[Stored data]
* Start *

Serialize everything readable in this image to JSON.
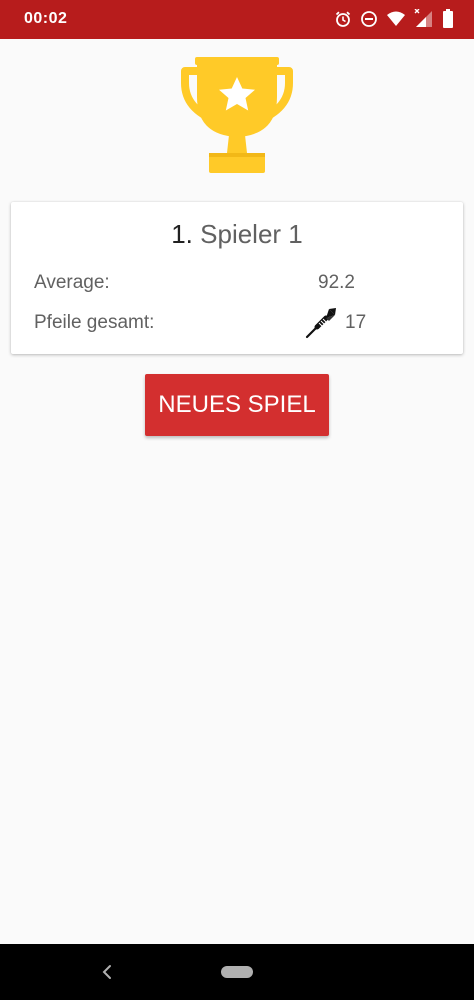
{
  "status_bar": {
    "time": "00:02",
    "icons": [
      "alarm-icon",
      "do-not-disturb-icon",
      "wifi-icon",
      "signal-icon",
      "battery-icon"
    ],
    "background_color": "#b71c1c"
  },
  "trophy": {
    "icon": "trophy-icon",
    "color": "#ffca28"
  },
  "result_card": {
    "rank": "1.",
    "player_name": "Spieler 1",
    "average_label": "Average:",
    "average_value": "92.2",
    "darts_label": "Pfeile gesamt:",
    "darts_icon": "dart-icon",
    "darts_value": "17"
  },
  "actions": {
    "new_game_label": "NEUES SPIEL",
    "button_color": "#d32f2f"
  },
  "nav_bar": {
    "icons": [
      "back-icon",
      "home-pill-icon"
    ]
  }
}
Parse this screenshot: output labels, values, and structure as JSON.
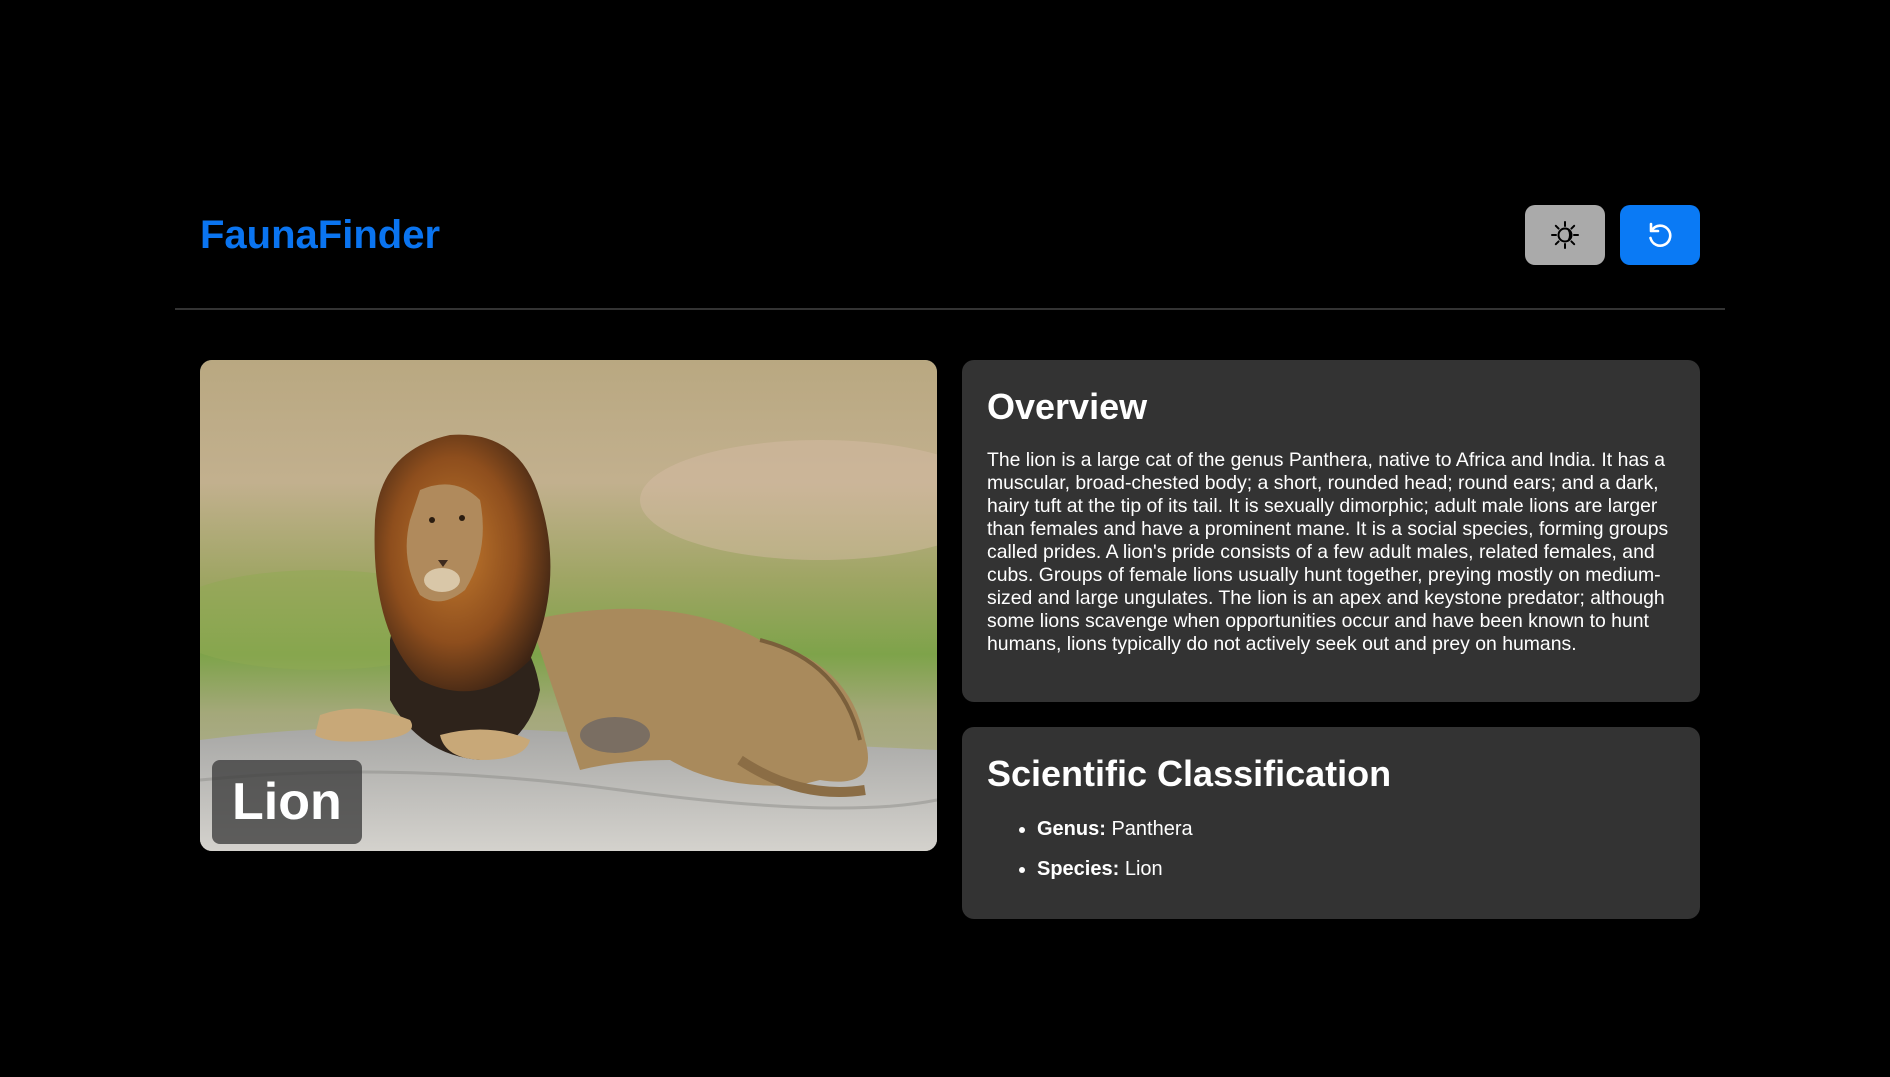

* End *

Written request
The data should be printed again unchanged; leave its pictures out.

Finished answer
Serialize everything readable in this image to JSON.
{
  "status_bar": {
    "time": "00:02",
    "icons": [
      "alarm-icon",
      "do-not-disturb-icon",
      "wifi-icon",
      "signal-icon",
      "battery-icon"
    ],
    "background_color": "#b71c1c"
  },
  "trophy": {
    "icon": "trophy-icon",
    "color": "#ffca28"
  },
  "result_card": {
    "rank": "1.",
    "player_name": "Spieler 1",
    "average_label": "Average:",
    "average_value": "92.2",
    "darts_label": "Pfeile gesamt:",
    "darts_icon": "dart-icon",
    "darts_value": "17"
  },
  "actions": {
    "new_game_label": "NEUES SPIEL",
    "button_color": "#d32f2f"
  },
  "nav_bar": {
    "icons": [
      "back-icon",
      "home-pill-icon"
    ]
  }
}
Parse this screenshot: output labels, values, and structure as JSON.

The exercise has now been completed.